## EXERCISE OBJECTIVE
Omit the pictures and return every entry exactly as written.

════════

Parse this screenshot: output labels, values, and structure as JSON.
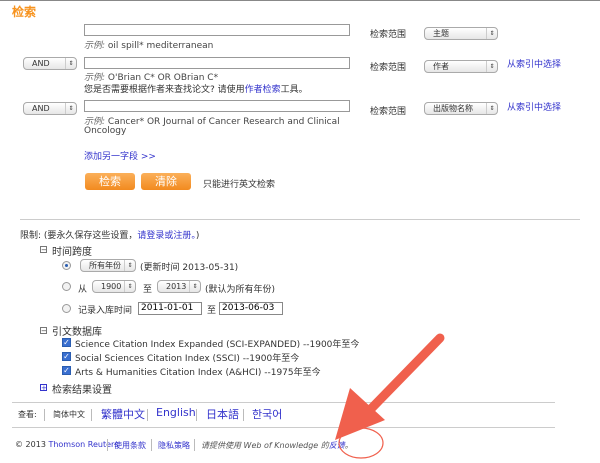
{
  "title": "检索",
  "scope_label": "检索范围",
  "rows": [
    {
      "operator": "",
      "value": "",
      "example_prefix": "示例:",
      "example": " oil spill* mediterranean",
      "field": "主题"
    },
    {
      "operator": "AND",
      "value": "",
      "example_prefix": "示例:",
      "example": " O'Brian C* OR OBrian C*",
      "field": "作者",
      "index_link": "从索引中选择",
      "hint_pre": "您是否需要根据作者来查找论文? 请使用",
      "hint_link": "作者检索",
      "hint_post": "工具。"
    },
    {
      "operator": "AND",
      "value": "",
      "example_prefix": "示例:",
      "example": " Cancer* OR Journal of Cancer Research and Clinical",
      "example2": "Oncology",
      "field": "出版物名称",
      "index_link": "从索引中选择"
    }
  ],
  "add_field": "添加另一字段 >>",
  "search_button": "检索",
  "clear_button": "清除",
  "english_only": "只能进行英文检索",
  "limits": {
    "label": "限制: (要永久保存这些设置，",
    "login_link": "请登录或注册。",
    "close": ")",
    "timespan": {
      "label": "时间跨度",
      "all_years": "所有年份",
      "updated": "(更新时间 2013-05-31)",
      "from": "从",
      "from_year": "1900",
      "to": "至",
      "to_year": "2013",
      "default_note": "(默认为所有年份)",
      "entry_label": "记录入库时间",
      "entry_from": "2011-01-01",
      "entry_to": "2013-06-03",
      "selected": "all_years"
    },
    "databases": {
      "label": "引文数据库",
      "items": [
        {
          "label": "Science Citation Index Expanded (SCI-EXPANDED) --1900年至今",
          "checked": true
        },
        {
          "label": "Social Sciences Citation Index (SSCI) --1900年至今",
          "checked": true
        },
        {
          "label": "Arts & Humanities Citation Index (A&HCI) --1975年至今",
          "checked": true
        }
      ]
    },
    "results_settings": "检索结果设置"
  },
  "languages": {
    "label": "查看:",
    "items": [
      "简体中文",
      "繁體中文",
      "English",
      "日本語",
      "한국어"
    ]
  },
  "footer": {
    "copyright": "© 2013 ",
    "company": "Thomson Reuters",
    "terms": "使用条款",
    "privacy": "隐私策略",
    "feedback_pre": "请提供使用 Web of Knowledge 的",
    "feedback_link": "反馈",
    "feedback_post": "。"
  },
  "colors": {
    "accent": "#f7931e",
    "link": "#3333cc",
    "annotation": "#f0604d"
  }
}
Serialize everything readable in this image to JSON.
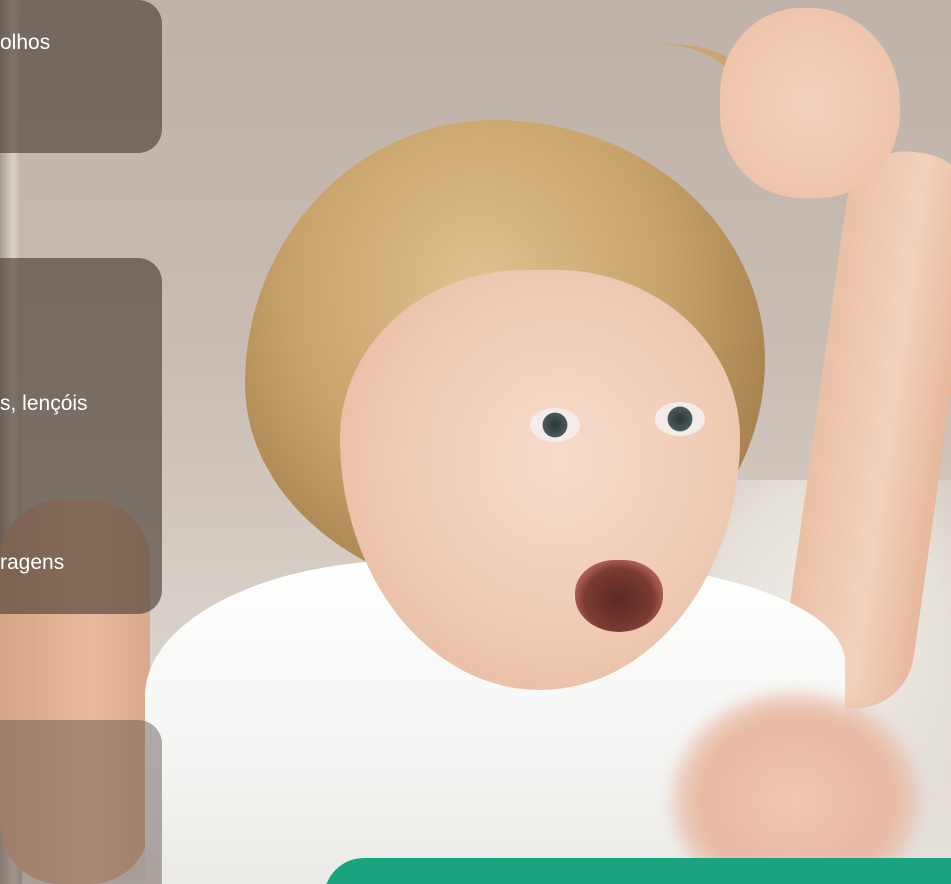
{
  "cards": [
    {
      "text": "olhos"
    },
    {
      "lines": [
        "s, lençóis",
        "ragens"
      ]
    },
    {
      "text": ""
    }
  ],
  "colors": {
    "card_overlay": "#463a30",
    "accent_green": "#1aa37f"
  },
  "image": {
    "subject_icon": "child-pulling-hair-photo"
  }
}
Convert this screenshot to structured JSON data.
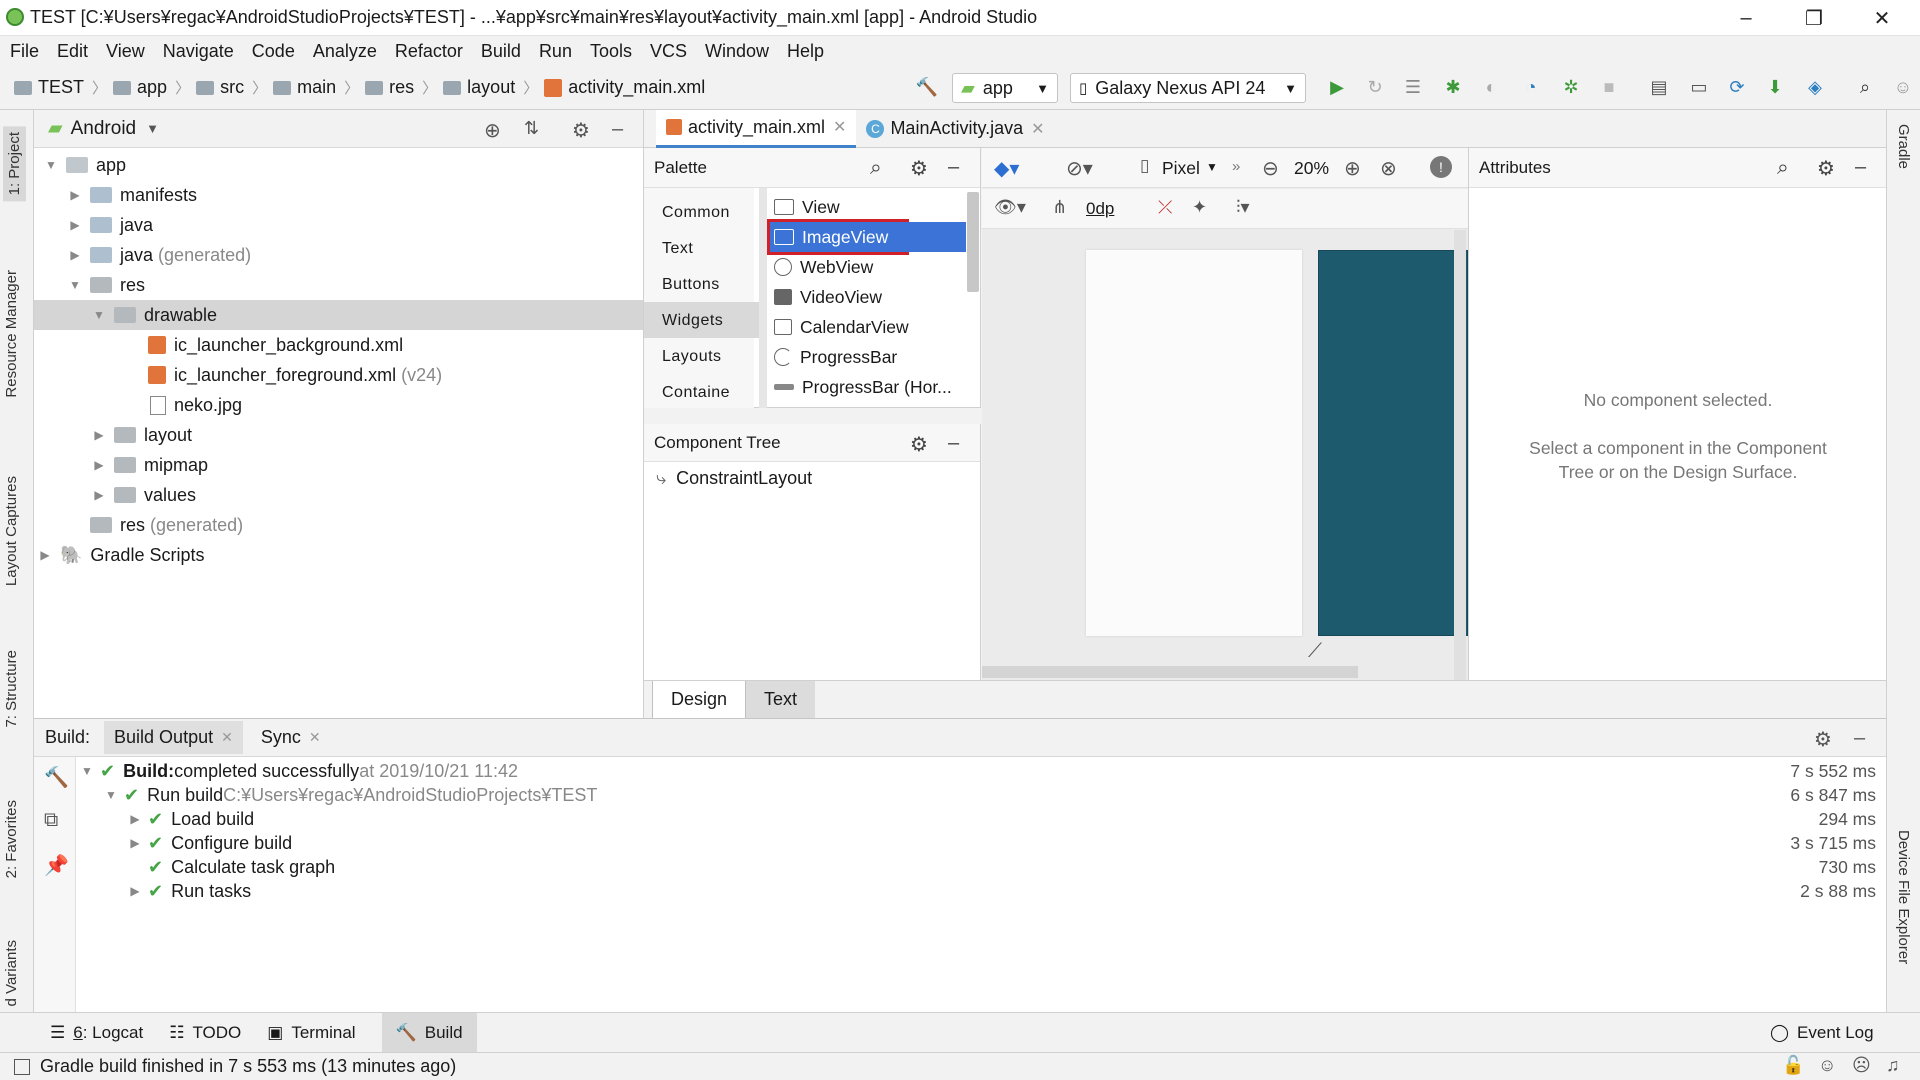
{
  "title": "TEST [C:¥Users¥regac¥AndroidStudioProjects¥TEST] - ...¥app¥src¥main¥res¥layout¥activity_main.xml [app] - Android Studio",
  "menu": [
    "File",
    "Edit",
    "View",
    "Navigate",
    "Code",
    "Analyze",
    "Refactor",
    "Build",
    "Run",
    "Tools",
    "VCS",
    "Window",
    "Help"
  ],
  "breadcrumbs": [
    "TEST",
    "app",
    "src",
    "main",
    "res",
    "layout",
    "activity_main.xml"
  ],
  "run_config": "app",
  "device": "Galaxy Nexus API 24",
  "project": {
    "view_label": "Android",
    "tree": [
      {
        "label": "app",
        "secondary": ""
      },
      {
        "label": "manifests",
        "secondary": ""
      },
      {
        "label": "java",
        "secondary": ""
      },
      {
        "label": "java",
        "secondary": "(generated)"
      },
      {
        "label": "res",
        "secondary": ""
      },
      {
        "label": "drawable",
        "secondary": ""
      },
      {
        "label": "ic_launcher_background.xml",
        "secondary": ""
      },
      {
        "label": "ic_launcher_foreground.xml",
        "secondary": "(v24)"
      },
      {
        "label": "neko.jpg",
        "secondary": ""
      },
      {
        "label": "layout",
        "secondary": ""
      },
      {
        "label": "mipmap",
        "secondary": ""
      },
      {
        "label": "values",
        "secondary": ""
      },
      {
        "label": "res",
        "secondary": "(generated)"
      },
      {
        "label": "Gradle Scripts",
        "secondary": ""
      }
    ]
  },
  "editor_tabs": [
    "activity_main.xml",
    "MainActivity.java"
  ],
  "palette": {
    "title": "Palette",
    "categories": [
      "Common",
      "Text",
      "Buttons",
      "Widgets",
      "Layouts",
      "Containe"
    ],
    "items": [
      "View",
      "ImageView",
      "WebView",
      "VideoView",
      "CalendarView",
      "ProgressBar",
      "ProgressBar (Hor..."
    ]
  },
  "component_tree": {
    "title": "Component Tree",
    "root": "ConstraintLayout"
  },
  "design_toolbar": {
    "device": "Pixel",
    "zoom": "20%",
    "margin": "0dp"
  },
  "attributes": {
    "title": "Attributes",
    "empty": "No component selected.",
    "hint_line1": "Select a component in the Component",
    "hint_line2": "Tree or on the Design Surface."
  },
  "design_tabs": [
    "Design",
    "Text"
  ],
  "build": {
    "label": "Build:",
    "tabs": [
      "Build Output",
      "Sync"
    ],
    "rows": [
      {
        "bold": "Build:",
        "text": " completed successfully",
        "meta": " at 2019/10/21 11:42",
        "time": "7 s 552 ms"
      },
      {
        "bold": "",
        "text": "Run build",
        "meta": " C:¥Users¥regac¥AndroidStudioProjects¥TEST",
        "time": "6 s 847 ms"
      },
      {
        "bold": "",
        "text": "Load build",
        "meta": "",
        "time": "294 ms"
      },
      {
        "bold": "",
        "text": "Configure build",
        "meta": "",
        "time": "3 s 715 ms"
      },
      {
        "bold": "",
        "text": "Calculate task graph",
        "meta": "",
        "time": "730 ms"
      },
      {
        "bold": "",
        "text": "Run tasks",
        "meta": "",
        "time": "2 s 88 ms"
      }
    ]
  },
  "left_tabs": [
    "1: Project",
    "Resource Manager",
    "Layout Captures",
    "7: Structure",
    "2: Favorites",
    "d Variants"
  ],
  "right_tabs": [
    "Gradle",
    "Device File Explorer"
  ],
  "bottom_tools": [
    {
      "underline": "6",
      "rest": ": Logcat"
    },
    {
      "underline": "",
      "rest": "TODO"
    },
    {
      "underline": "",
      "rest": "Terminal"
    },
    {
      "underline": "",
      "rest": "Build"
    }
  ],
  "event_log": "Event Log",
  "status": "Gradle build finished in 7 s 553 ms (13 minutes ago)",
  "colors": {
    "selection": "#3b73d6",
    "canvas": "#1e5a6e",
    "highlight_box": "#d0202a",
    "success": "#46a447"
  }
}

════════

## SOLUTION FOR THIS EXERCISE
Parse this screenshot: output labels, values, and structure as JSON.
{
  "title": "检索",
  "scope_label": "检索范围",
  "rows": [
    {
      "operator": "",
      "value": "",
      "example_prefix": "示例:",
      "example": " oil spill* mediterranean",
      "field": "主题"
    },
    {
      "operator": "AND",
      "value": "",
      "example_prefix": "示例:",
      "example": " O'Brian C* OR OBrian C*",
      "field": "作者",
      "index_link": "从索引中选择",
      "hint_pre": "您是否需要根据作者来查找论文? 请使用",
      "hint_link": "作者检索",
      "hint_post": "工具。"
    },
    {
      "operator": "AND",
      "value": "",
      "example_prefix": "示例:",
      "example": " Cancer* OR Journal of Cancer Research and Clinical",
      "example2": "Oncology",
      "field": "出版物名称",
      "index_link": "从索引中选择"
    }
  ],
  "add_field": "添加另一字段 >>",
  "search_button": "检索",
  "clear_button": "清除",
  "english_only": "只能进行英文检索",
  "limits": {
    "label": "限制: (要永久保存这些设置，",
    "login_link": "请登录或注册。",
    "close": ")",
    "timespan": {
      "label": "时间跨度",
      "all_years": "所有年份",
      "updated": "(更新时间 2013-05-31)",
      "from": "从",
      "from_year": "1900",
      "to": "至",
      "to_year": "2013",
      "default_note": "(默认为所有年份)",
      "entry_label": "记录入库时间",
      "entry_from": "2011-01-01",
      "entry_to": "2013-06-03",
      "selected": "all_years"
    },
    "databases": {
      "label": "引文数据库",
      "items": [
        {
          "label": "Science Citation Index Expanded (SCI-EXPANDED) --1900年至今",
          "checked": true
        },
        {
          "label": "Social Sciences Citation Index (SSCI) --1900年至今",
          "checked": true
        },
        {
          "label": "Arts & Humanities Citation Index (A&HCI) --1975年至今",
          "checked": true
        }
      ]
    },
    "results_settings": "检索结果设置"
  },
  "languages": {
    "label": "查看:",
    "items": [
      "简体中文",
      "繁體中文",
      "English",
      "日本語",
      "한국어"
    ]
  },
  "footer": {
    "copyright": "© 2013 ",
    "company": "Thomson Reuters",
    "terms": "使用条款",
    "privacy": "隐私策略",
    "feedback_pre": "请提供使用 Web of Knowledge 的",
    "feedback_link": "反馈",
    "feedback_post": "。"
  },
  "colors": {
    "accent": "#f7931e",
    "link": "#3333cc",
    "annotation": "#f0604d"
  }
}
Serialize everything readable in this image to JSON.
{
  "cards": [
    {
      "text": "olhos"
    },
    {
      "lines": [
        "s, lençóis",
        "ragens"
      ]
    },
    {
      "text": ""
    }
  ],
  "colors": {
    "card_overlay": "#463a30",
    "accent_green": "#1aa37f"
  },
  "image": {
    "subject_icon": "child-pulling-hair-photo"
  }
}
Convert this screenshot to structured JSON data.
{
  "title": "TEST [C:¥Users¥regac¥AndroidStudioProjects¥TEST] - ...¥app¥src¥main¥res¥layout¥activity_main.xml [app] - Android Studio",
  "menu": [
    "File",
    "Edit",
    "View",
    "Navigate",
    "Code",
    "Analyze",
    "Refactor",
    "Build",
    "Run",
    "Tools",
    "VCS",
    "Window",
    "Help"
  ],
  "breadcrumbs": [
    "TEST",
    "app",
    "src",
    "main",
    "res",
    "layout",
    "activity_main.xml"
  ],
  "run_config": "app",
  "device": "Galaxy Nexus API 24",
  "project": {
    "view_label": "Android",
    "tree": [
      {
        "label": "app",
        "secondary": ""
      },
      {
        "label": "manifests",
        "secondary": ""
      },
      {
        "label": "java",
        "secondary": ""
      },
      {
        "label": "java",
        "secondary": "(generated)"
      },
      {
        "label": "res",
        "secondary": ""
      },
      {
        "label": "drawable",
        "secondary": ""
      },
      {
        "label": "ic_launcher_background.xml",
        "secondary": ""
      },
      {
        "label": "ic_launcher_foreground.xml",
        "secondary": "(v24)"
      },
      {
        "label": "neko.jpg",
        "secondary": ""
      },
      {
        "label": "layout",
        "secondary": ""
      },
      {
        "label": "mipmap",
        "secondary": ""
      },
      {
        "label": "values",
        "secondary": ""
      },
      {
        "label": "res",
        "secondary": "(generated)"
      },
      {
        "label": "Gradle Scripts",
        "secondary": ""
      }
    ]
  },
  "editor_tabs": [
    "activity_main.xml",
    "MainActivity.java"
  ],
  "palette": {
    "title": "Palette",
    "categories": [
      "Common",
      "Text",
      "Buttons",
      "Widgets",
      "Layouts",
      "Containe"
    ],
    "items": [
      "View",
      "ImageView",
      "WebView",
      "VideoView",
      "CalendarView",
      "ProgressBar",
      "ProgressBar (Hor..."
    ]
  },
  "component_tree": {
    "title": "Component Tree",
    "root": "ConstraintLayout"
  },
  "design_toolbar": {
    "device": "Pixel",
    "zoom": "20%",
    "margin": "0dp"
  },
  "attributes": {
    "title": "Attributes",
    "empty": "No component selected.",
    "hint_line1": "Select a component in the Component",
    "hint_line2": "Tree or on the Design Surface."
  },
  "design_tabs": [
    "Design",
    "Text"
  ],
  "build": {
    "label": "Build:",
    "tabs": [
      "Build Output",
      "Sync"
    ],
    "rows": [
      {
        "bold": "Build:",
        "text": " completed successfully",
        "meta": " at 2019/10/21 11:42",
        "time": "7 s 552 ms"
      },
      {
        "bold": "",
        "text": "Run build",
        "meta": " C:¥Users¥regac¥AndroidStudioProjects¥TEST",
        "time": "6 s 847 ms"
      },
      {
        "bold": "",
        "text": "Load build",
        "meta": "",
        "time": "294 ms"
      },
      {
        "bold": "",
        "text": "Configure build",
        "meta": "",
        "time": "3 s 715 ms"
      },
      {
        "bold": "",
        "text": "Calculate task graph",
        "meta": "",
        "time": "730 ms"
      },
      {
        "bold": "",
        "text": "Run tasks",
        "meta": "",
        "time": "2 s 88 ms"
      }
    ]
  },
  "left_tabs": [
    "1: Project",
    "Resource Manager",
    "Layout Captures",
    "7: Structure",
    "2: Favorites",
    "d Variants"
  ],
  "right_tabs": [
    "Gradle",
    "Device File Explorer"
  ],
  "bottom_tools": [
    {
      "underline": "6",
      "rest": ": Logcat"
    },
    {
      "underline": "",
      "rest": "TODO"
    },
    {
      "underline": "",
      "rest": "Terminal"
    },
    {
      "underline": "",
      "rest": "Build"
    }
  ],
  "event_log": "Event Log",
  "status": "Gradle build finished in 7 s 553 ms (13 minutes ago)",
  "colors": {
    "selection": "#3b73d6",
    "canvas": "#1e5a6e",
    "highlight_box": "#d0202a",
    "success": "#46a447"
  }
}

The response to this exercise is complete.